§ Brief: Rewrite the passage of the shareholder meeting notice below that begins at the words "Board Recommendation" and stops after "(as detailed below).", with "October 14, 2025" changed to "October 21, 2025".

EX-99.2 3 tm2529180d2_ex99-2.htm EXHIBIT 99.2

Exhibit 99.2

 

 

 

NANO DIMENSION LTD.

 

NOTICE OF ANNUAL GENERAL MEETING OF SHAREHOLDERS

 

You are cordially invited to attend an Annual General Meeting (the “Meeting”) of the shareholders of Nano Dimension Ltd. (the “Company”) which will be held at the offices of the Company at 60 Tower Road, Waltham, MA 02541 (the “Company’s Registered Address”), on December 4, 2025, at 5:00 p.m., Israel time (10:00 a.m. EST).

 

The Meeting is being called for the following purposes:

 

1.To approve the re-appointment of KPMG as the Company’s independent auditor firm until the next annual general meeting;

 

2.To (a) re-elect David Stehlin and Andy Sriubas to serve on the Company’s Board of Directors as a Class II director for a three-year term until the Company’s 2028 annual general meeting; and (b) elect Phillip Borenstein to serve on the Company’s Board of Directors as a Class III director of the Company until the Company’s 2026 annual general meeting;

 

3.To approve an annual cash retainer and equity-based compensation for all of the Company’s non-executive directors;

 

4.To approve one-time payments to each of Joshua Rosensweig and Robert Pons, as set forth in the proxy statement;

 

5.To approve of a one-time grant of 200,000 RSUs to each of David Stehlin, Robert Pons and Joshua Rosensweig for rendering certain services to the Company during the first and second quarter of the fiscal year 2025;

 

6.To approve a one-time grant of 25,000 RSUs to Joshua Rosensweig for his service on the independent claims committee of the Company during the fiscal year of 2025;

 

7.To approve a one-time grant of 100,000 RSUs to Andy Sriubas for his service as chairperson of the special strategic committee of the Company during the fiscal year of 2025;

 

8.To approve the compensation terms of the Company’s Chief Executive Officer, Mr. David Stehlin, as set forth in the proxy statement;
   
 9.

To approve and ratify the compensation terms of the Company’s former Chief Executive Officer, Mr. Ofir Baharav (this resolution is required under Israeli law, even though Mr. Baharav’s employment agreement has been terminated and is no longer in effect);

 

10.To approve the extension of the Nano Dimension Ltd. Employee Stock Option Plan (2015) for an additional one-year period, until February 2027;

 

11.To approve the amendment to the Company’s indemnification agreement, as set forth in the proxy statement; and

 

12.To approve the increase of coverage amount under the Company’s directors’ and officers’ liability insurance policy.

 

 

 

In addition to the foregoing proposals, at the Meeting, the audited consolidated financial statements of the Company for the year ended December 31, 2024 and the Company’s annual report for the year 2024 will be presented for discussion and consideration by the Company’s shareholders.

 

Board Recommendation

 

The Company’s Board of Directors (the “Board of Directors” or “Board”) recommends that you vote in favor of all proposals, which are described in the attached proxy statement (the “Proxy Statement”).

 

Record Date

 

Shareholders of record at the close of business on October 14, 2025 (the “Record Date”) are entitled to notice of and to vote at the Meeting, either in person or by appointing a proxy to vote in their stead at the Meeting (as detailed below).

§ Provided information:
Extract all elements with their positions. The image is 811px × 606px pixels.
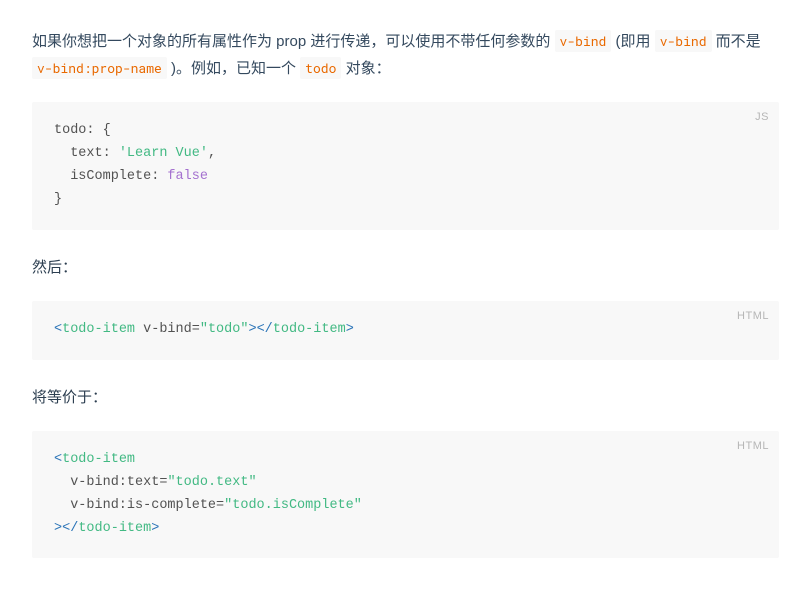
- inline-code-vbind: v-bind: [655, 30, 712, 52]
- code-block-js: JS todo: { text: 'Learn Vue', isComplete…: [32, 102, 779, 230]
- text-segment: (即用: [616, 33, 655, 50]
- inline-code-vbind-propname: v-bind:prop-name: [32, 57, 167, 79]
- text-segment: )。例如，已知一个: [171, 60, 300, 77]
- code-content: todo: { text: 'Learn Vue', isComplete: f…: [54, 120, 757, 212]
- intro-paragraph: 如果你想把一个对象的所有属性作为 prop 进行传递，可以使用不带任何参数的 v…: [32, 28, 779, 82]
- text-segment: 对象：: [346, 60, 391, 77]
- text-segment: 而不是: [716, 33, 761, 50]
- code-content: <todo-item v-bind:text="todo.text" v-bin…: [54, 449, 757, 541]
- code-lang-label: HTML: [737, 437, 769, 456]
- code-lang-label: HTML: [737, 307, 769, 326]
- code-content: <todo-item v-bind="todo"></todo-item>: [54, 319, 757, 342]
- code-block-html-expanded: HTML <todo-item v-bind:text="todo.text" …: [32, 431, 779, 559]
- text-segment: 如果你想把一个对象的所有属性作为 prop 进行传递，可以使用不带任何参数的: [32, 33, 555, 50]
- inline-code-vbind: v-bind: [555, 30, 612, 52]
- heading-then: 然后：: [32, 254, 779, 281]
- heading-equiv: 将等价于：: [32, 384, 779, 411]
- code-lang-label: JS: [755, 108, 769, 127]
- code-block-html-short: HTML <todo-item v-bind="todo"></todo-ite…: [32, 301, 779, 360]
- inline-code-todo: todo: [300, 57, 341, 79]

§ Problem solution:
Board Recommendation

 

The Company’s Board of Directors (the “Board of Directors” or “Board”) recommends that you vote in favor of all proposals, which are described in the attached proxy statement (the “Proxy Statement”).

 

Record Date

 

Shareholders of record at the close of business on October 21, 2025 (the “Record Date”) are entitled to notice of and to vote at the Meeting, either in person or by appointing a proxy to vote in their stead at the Meeting (as detailed below).